#### Provided information ####

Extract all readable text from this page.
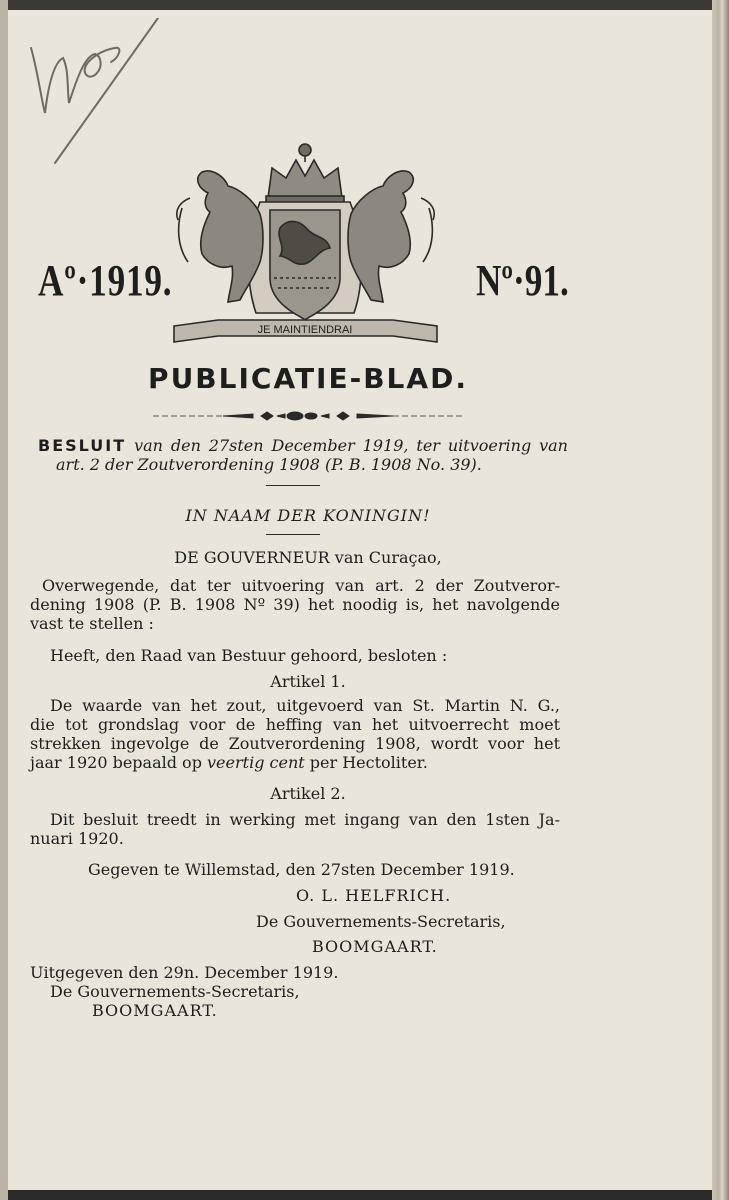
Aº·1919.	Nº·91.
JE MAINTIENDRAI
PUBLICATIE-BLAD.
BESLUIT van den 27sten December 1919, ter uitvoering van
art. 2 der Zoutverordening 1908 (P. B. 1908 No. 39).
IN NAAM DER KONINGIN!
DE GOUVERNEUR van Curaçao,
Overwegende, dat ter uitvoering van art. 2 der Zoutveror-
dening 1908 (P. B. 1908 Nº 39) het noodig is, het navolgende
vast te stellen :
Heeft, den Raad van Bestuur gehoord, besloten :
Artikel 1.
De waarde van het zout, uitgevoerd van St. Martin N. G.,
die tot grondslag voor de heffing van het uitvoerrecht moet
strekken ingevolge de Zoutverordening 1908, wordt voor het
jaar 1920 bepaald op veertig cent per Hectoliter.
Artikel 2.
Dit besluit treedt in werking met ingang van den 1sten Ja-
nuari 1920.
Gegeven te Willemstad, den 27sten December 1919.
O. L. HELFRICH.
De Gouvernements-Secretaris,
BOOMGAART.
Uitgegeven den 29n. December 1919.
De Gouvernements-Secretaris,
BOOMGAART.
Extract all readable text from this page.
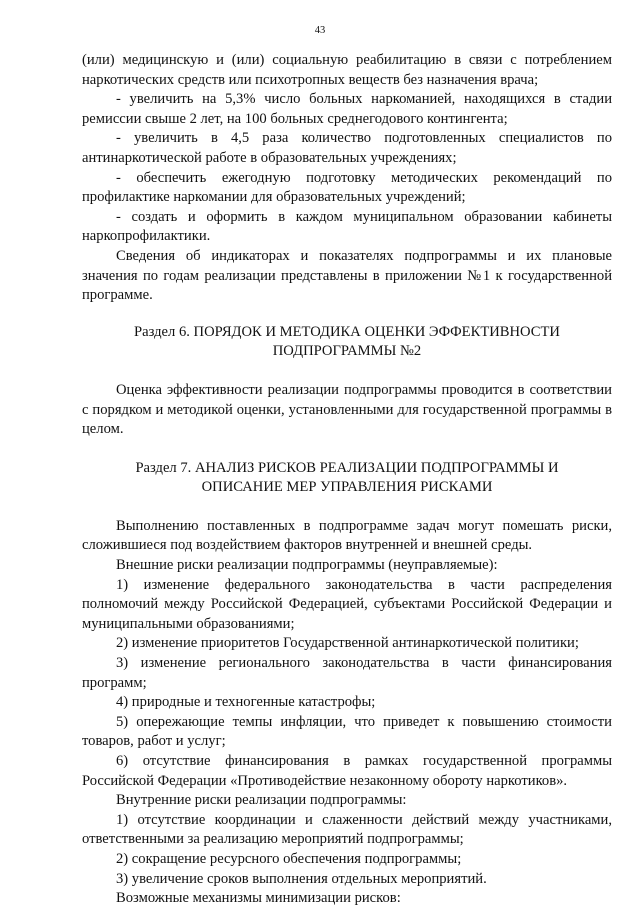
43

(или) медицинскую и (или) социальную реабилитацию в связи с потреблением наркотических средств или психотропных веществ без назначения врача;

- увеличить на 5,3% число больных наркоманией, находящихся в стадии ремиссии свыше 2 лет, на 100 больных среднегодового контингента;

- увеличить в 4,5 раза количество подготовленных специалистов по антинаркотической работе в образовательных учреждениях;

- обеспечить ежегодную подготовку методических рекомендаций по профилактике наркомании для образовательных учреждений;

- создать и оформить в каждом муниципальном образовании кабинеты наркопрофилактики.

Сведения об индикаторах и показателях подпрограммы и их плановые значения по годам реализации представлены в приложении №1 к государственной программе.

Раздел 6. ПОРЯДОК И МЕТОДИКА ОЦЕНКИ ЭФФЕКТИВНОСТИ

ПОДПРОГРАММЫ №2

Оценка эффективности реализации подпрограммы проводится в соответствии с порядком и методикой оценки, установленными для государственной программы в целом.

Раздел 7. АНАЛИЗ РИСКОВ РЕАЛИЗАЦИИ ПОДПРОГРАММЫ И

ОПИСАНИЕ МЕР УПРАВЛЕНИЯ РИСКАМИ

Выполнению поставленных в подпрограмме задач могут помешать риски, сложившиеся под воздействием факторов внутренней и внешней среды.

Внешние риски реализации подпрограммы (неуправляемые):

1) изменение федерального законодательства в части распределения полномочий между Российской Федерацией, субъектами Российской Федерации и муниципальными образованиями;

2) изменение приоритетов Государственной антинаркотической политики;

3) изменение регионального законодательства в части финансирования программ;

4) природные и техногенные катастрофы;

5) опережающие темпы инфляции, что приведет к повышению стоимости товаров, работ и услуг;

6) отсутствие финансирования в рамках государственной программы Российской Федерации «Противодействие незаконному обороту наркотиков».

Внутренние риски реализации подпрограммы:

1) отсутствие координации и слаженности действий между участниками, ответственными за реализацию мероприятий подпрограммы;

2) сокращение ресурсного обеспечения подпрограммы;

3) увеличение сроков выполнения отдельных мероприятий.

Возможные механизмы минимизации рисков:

####

Stated task:
Go through the entries and return each line where the word "антинаркотической" appears.

Finished exercise:
- увеличить в 4,5 раза количество подготовленных специалистов по антинаркотической работе в образовательных учреждениях;
2) изменение приоритетов Государственной антинаркотической политики;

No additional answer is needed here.